─── DATA SUPPLIED ───

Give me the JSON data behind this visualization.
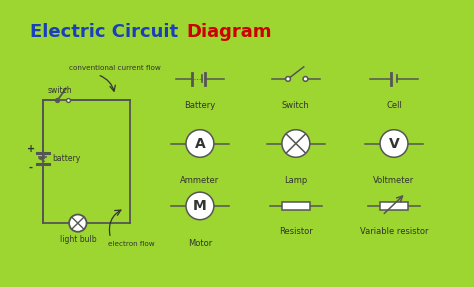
{
  "title_part1": "Electric Circuit ",
  "title_part2": "Diagram",
  "title_color1": "#1a3fbb",
  "title_color2": "#cc0000",
  "bg_color": "#ffffff",
  "outer_bg": "#9dd630",
  "line_color": "#555555",
  "text_color": "#333333",
  "symbol_labels": [
    "Battery",
    "Switch",
    "Cell",
    "Ammeter",
    "Lamp",
    "Voltmeter",
    "Motor",
    "Resistor",
    "Variable resistor"
  ],
  "circuit_labels": {
    "conventional": "conventional current flow",
    "switch": "switch",
    "battery": "battery",
    "light_bulb": "light bulb",
    "electron": "electron flow",
    "plus": "+",
    "minus": "-"
  }
}
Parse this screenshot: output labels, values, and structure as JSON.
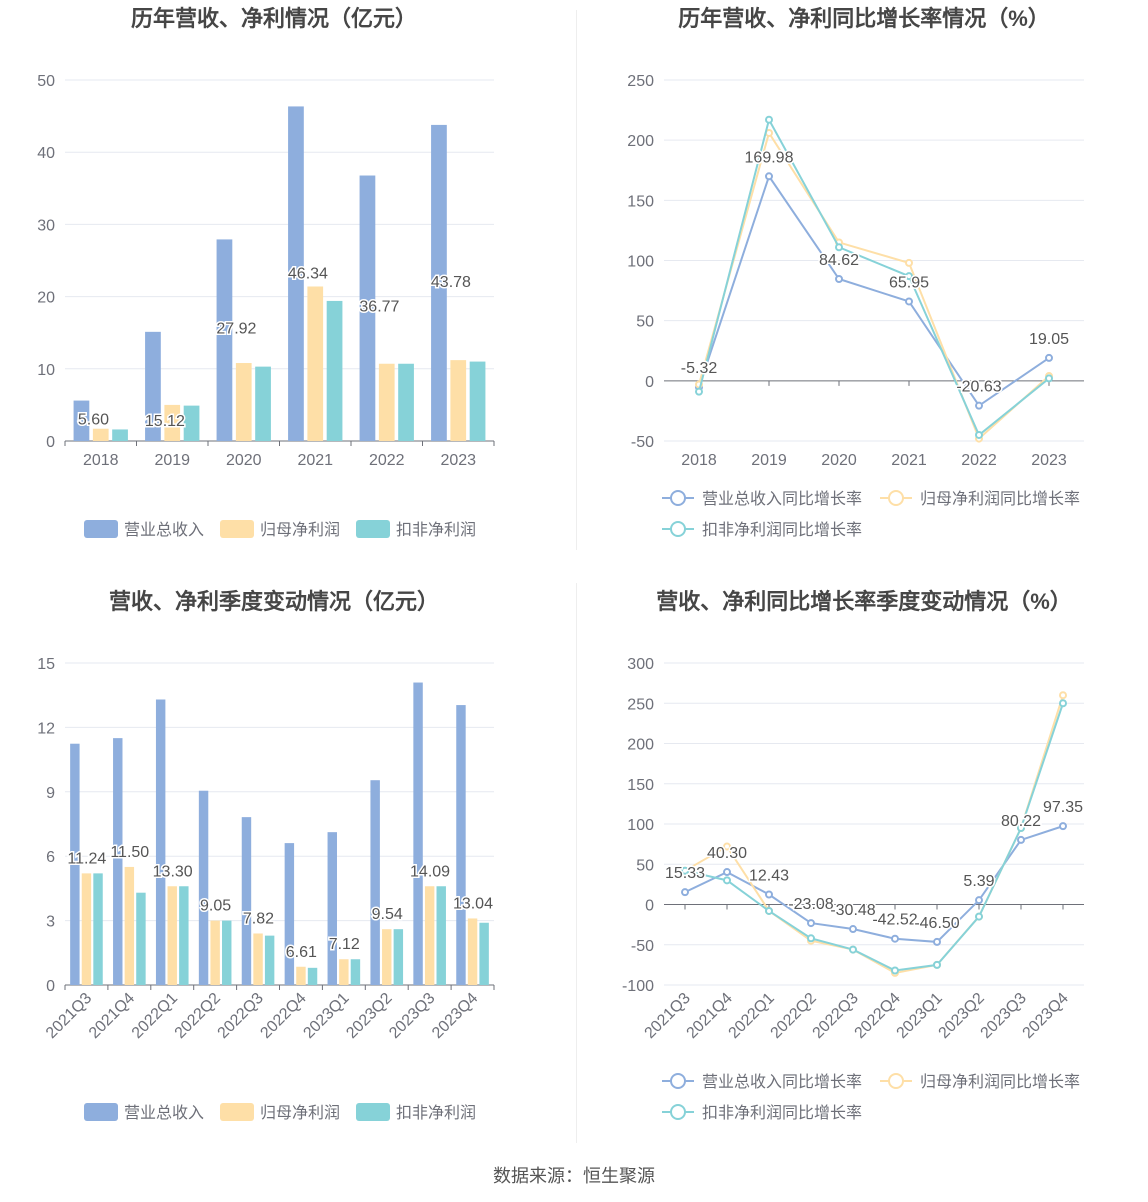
{
  "source_text": "数据来源：恒生聚源",
  "colors": {
    "revenue": "#8eaedd",
    "parent_profit": "#fedfa7",
    "deducted_profit": "#86d2d8",
    "grid": "#e6e9f0",
    "axis": "#6e7079",
    "label": "#555555",
    "title": "#464646"
  },
  "chart_data": [
    {
      "type": "bar",
      "title": "历年营收、净利情况（亿元）",
      "categories": [
        "2018",
        "2019",
        "2020",
        "2021",
        "2022",
        "2023"
      ],
      "ylim": [
        0,
        50
      ],
      "yticks": [
        0,
        10,
        20,
        30,
        40,
        50
      ],
      "grid": true,
      "legend_position": "bottom",
      "series": [
        {
          "name": "营业总收入",
          "values": [
            5.6,
            15.12,
            27.92,
            46.34,
            36.77,
            43.78
          ]
        },
        {
          "name": "归母净利润",
          "values": [
            1.7,
            5.0,
            10.8,
            21.4,
            10.7,
            11.2
          ]
        },
        {
          "name": "扣非净利润",
          "values": [
            1.6,
            4.9,
            10.3,
            19.4,
            10.7,
            11.0
          ]
        }
      ],
      "data_labels": [
        "5.60",
        "15.12",
        "27.92",
        "46.34",
        "36.77",
        "43.78"
      ]
    },
    {
      "type": "line",
      "title": "历年营收、净利同比增长率情况（%）",
      "categories": [
        "2018",
        "2019",
        "2020",
        "2021",
        "2022",
        "2023"
      ],
      "ylim": [
        -50,
        250
      ],
      "yticks": [
        -50,
        0,
        50,
        100,
        150,
        200,
        250
      ],
      "grid": true,
      "legend_position": "bottom",
      "series": [
        {
          "name": "营业总收入同比增长率",
          "values": [
            -5.32,
            169.98,
            84.62,
            65.95,
            -20.63,
            19.05
          ]
        },
        {
          "name": "归母净利润同比增长率",
          "values": [
            -3,
            206,
            115,
            98,
            -48,
            4
          ]
        },
        {
          "name": "扣非净利润同比增长率",
          "values": [
            -9,
            217,
            111,
            87,
            -45,
            2
          ]
        }
      ],
      "data_labels": [
        "-5.32",
        "169.98",
        "84.62",
        "65.95",
        "-20.63",
        "19.05"
      ]
    },
    {
      "type": "bar",
      "title": "营收、净利季度变动情况（亿元）",
      "categories": [
        "2021Q3",
        "2021Q4",
        "2022Q1",
        "2022Q2",
        "2022Q3",
        "2022Q4",
        "2023Q1",
        "2023Q2",
        "2023Q3",
        "2023Q4"
      ],
      "ylim": [
        0,
        15
      ],
      "yticks": [
        0,
        3,
        6,
        9,
        12,
        15
      ],
      "grid": true,
      "legend_position": "bottom",
      "series": [
        {
          "name": "营业总收入",
          "values": [
            11.24,
            11.5,
            13.3,
            9.05,
            7.82,
            6.61,
            7.12,
            9.54,
            14.09,
            13.04
          ]
        },
        {
          "name": "归母净利润",
          "values": [
            5.2,
            5.5,
            4.6,
            3.0,
            2.4,
            0.85,
            1.2,
            2.6,
            4.6,
            3.1
          ]
        },
        {
          "name": "扣非净利润",
          "values": [
            5.2,
            4.3,
            4.6,
            3.0,
            2.3,
            0.8,
            1.2,
            2.6,
            4.6,
            2.9
          ]
        }
      ],
      "data_labels": [
        "11.24",
        "11.50",
        "13.30",
        "9.05",
        "7.82",
        "6.61",
        "7.12",
        "9.54",
        "14.09",
        "13.04"
      ]
    },
    {
      "type": "line",
      "title": "营收、净利同比增长率季度变动情况（%）",
      "categories": [
        "2021Q3",
        "2021Q4",
        "2022Q1",
        "2022Q2",
        "2022Q3",
        "2022Q4",
        "2023Q1",
        "2023Q2",
        "2023Q3",
        "2023Q4"
      ],
      "ylim": [
        -100,
        300
      ],
      "yticks": [
        -100,
        -50,
        0,
        50,
        100,
        150,
        200,
        250,
        300
      ],
      "grid": true,
      "legend_position": "bottom",
      "series": [
        {
          "name": "营业总收入同比增长率",
          "values": [
            15.33,
            40.3,
            12.43,
            -23.08,
            -30.48,
            -42.52,
            -46.5,
            5.39,
            80.22,
            97.35
          ]
        },
        {
          "name": "归母净利润同比增长率",
          "values": [
            42,
            72,
            -8,
            -45,
            -56,
            -85,
            -75,
            -15,
            95,
            260
          ]
        },
        {
          "name": "扣非净利润同比增长率",
          "values": [
            42,
            30,
            -8,
            -42,
            -56,
            -82,
            -75,
            -15,
            95,
            250
          ]
        }
      ],
      "data_labels": [
        "15.33",
        "40.30",
        "12.43",
        "-23.08",
        "-30.48",
        "-42.52",
        "-46.50",
        "5.39",
        "80.22",
        "97.35"
      ]
    }
  ]
}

───

## DIRECTIVE
Write out the full listing verbatim, excluding its pictures.

## RESPONSE BELOW
Give me the JSON data behind this visualization.
{
  "title_part1": "Electric Circuit ",
  "title_part2": "Diagram",
  "title_color1": "#1a3fbb",
  "title_color2": "#cc0000",
  "bg_color": "#ffffff",
  "outer_bg": "#9dd630",
  "line_color": "#555555",
  "text_color": "#333333",
  "symbol_labels": [
    "Battery",
    "Switch",
    "Cell",
    "Ammeter",
    "Lamp",
    "Voltmeter",
    "Motor",
    "Resistor",
    "Variable resistor"
  ],
  "circuit_labels": {
    "conventional": "conventional current flow",
    "switch": "switch",
    "battery": "battery",
    "light_bulb": "light bulb",
    "electron": "electron flow",
    "plus": "+",
    "minus": "-"
  }
}
Parse this screenshot: output labels, values, and structure as JSON.
{
  "source_text": "数据来源：恒生聚源",
  "colors": {
    "revenue": "#8eaedd",
    "parent_profit": "#fedfa7",
    "deducted_profit": "#86d2d8",
    "grid": "#e6e9f0",
    "axis": "#6e7079",
    "label": "#555555",
    "title": "#464646"
  },
  "chart_data": [
    {
      "type": "bar",
      "title": "历年营收、净利情况（亿元）",
      "categories": [
        "2018",
        "2019",
        "2020",
        "2021",
        "2022",
        "2023"
      ],
      "ylim": [
        0,
        50
      ],
      "yticks": [
        0,
        10,
        20,
        30,
        40,
        50
      ],
      "grid": true,
      "legend_position": "bottom",
      "series": [
        {
          "name": "营业总收入",
          "values": [
            5.6,
            15.12,
            27.92,
            46.34,
            36.77,
            43.78
          ]
        },
        {
          "name": "归母净利润",
          "values": [
            1.7,
            5.0,
            10.8,
            21.4,
            10.7,
            11.2
          ]
        },
        {
          "name": "扣非净利润",
          "values": [
            1.6,
            4.9,
            10.3,
            19.4,
            10.7,
            11.0
          ]
        }
      ],
      "data_labels": [
        "5.60",
        "15.12",
        "27.92",
        "46.34",
        "36.77",
        "43.78"
      ]
    },
    {
      "type": "line",
      "title": "历年营收、净利同比增长率情况（%）",
      "categories": [
        "2018",
        "2019",
        "2020",
        "2021",
        "2022",
        "2023"
      ],
      "ylim": [
        -50,
        250
      ],
      "yticks": [
        -50,
        0,
        50,
        100,
        150,
        200,
        250
      ],
      "grid": true,
      "legend_position": "bottom",
      "series": [
        {
          "name": "营业总收入同比增长率",
          "values": [
            -5.32,
            169.98,
            84.62,
            65.95,
            -20.63,
            19.05
          ]
        },
        {
          "name": "归母净利润同比增长率",
          "values": [
            -3,
            206,
            115,
            98,
            -48,
            4
          ]
        },
        {
          "name": "扣非净利润同比增长率",
          "values": [
            -9,
            217,
            111,
            87,
            -45,
            2
          ]
        }
      ],
      "data_labels": [
        "-5.32",
        "169.98",
        "84.62",
        "65.95",
        "-20.63",
        "19.05"
      ]
    },
    {
      "type": "bar",
      "title": "营收、净利季度变动情况（亿元）",
      "categories": [
        "2021Q3",
        "2021Q4",
        "2022Q1",
        "2022Q2",
        "2022Q3",
        "2022Q4",
        "2023Q1",
        "2023Q2",
        "2023Q3",
        "2023Q4"
      ],
      "ylim": [
        0,
        15
      ],
      "yticks": [
        0,
        3,
        6,
        9,
        12,
        15
      ],
      "grid": true,
      "legend_position": "bottom",
      "series": [
        {
          "name": "营业总收入",
          "values": [
            11.24,
            11.5,
            13.3,
            9.05,
            7.82,
            6.61,
            7.12,
            9.54,
            14.09,
            13.04
          ]
        },
        {
          "name": "归母净利润",
          "values": [
            5.2,
            5.5,
            4.6,
            3.0,
            2.4,
            0.85,
            1.2,
            2.6,
            4.6,
            3.1
          ]
        },
        {
          "name": "扣非净利润",
          "values": [
            5.2,
            4.3,
            4.6,
            3.0,
            2.3,
            0.8,
            1.2,
            2.6,
            4.6,
            2.9
          ]
        }
      ],
      "data_labels": [
        "11.24",
        "11.50",
        "13.30",
        "9.05",
        "7.82",
        "6.61",
        "7.12",
        "9.54",
        "14.09",
        "13.04"
      ]
    },
    {
      "type": "line",
      "title": "营收、净利同比增长率季度变动情况（%）",
      "categories": [
        "2021Q3",
        "2021Q4",
        "2022Q1",
        "2022Q2",
        "2022Q3",
        "2022Q4",
        "2023Q1",
        "2023Q2",
        "2023Q3",
        "2023Q4"
      ],
      "ylim": [
        -100,
        300
      ],
      "yticks": [
        -100,
        -50,
        0,
        50,
        100,
        150,
        200,
        250,
        300
      ],
      "grid": true,
      "legend_position": "bottom",
      "series": [
        {
          "name": "营业总收入同比增长率",
          "values": [
            15.33,
            40.3,
            12.43,
            -23.08,
            -30.48,
            -42.52,
            -46.5,
            5.39,
            80.22,
            97.35
          ]
        },
        {
          "name": "归母净利润同比增长率",
          "values": [
            42,
            72,
            -8,
            -45,
            -56,
            -85,
            -75,
            -15,
            95,
            260
          ]
        },
        {
          "name": "扣非净利润同比增长率",
          "values": [
            42,
            30,
            -8,
            -42,
            -56,
            -82,
            -75,
            -15,
            95,
            250
          ]
        }
      ],
      "data_labels": [
        "15.33",
        "40.30",
        "12.43",
        "-23.08",
        "-30.48",
        "-42.52",
        "-46.50",
        "5.39",
        "80.22",
        "97.35"
      ]
    }
  ]
}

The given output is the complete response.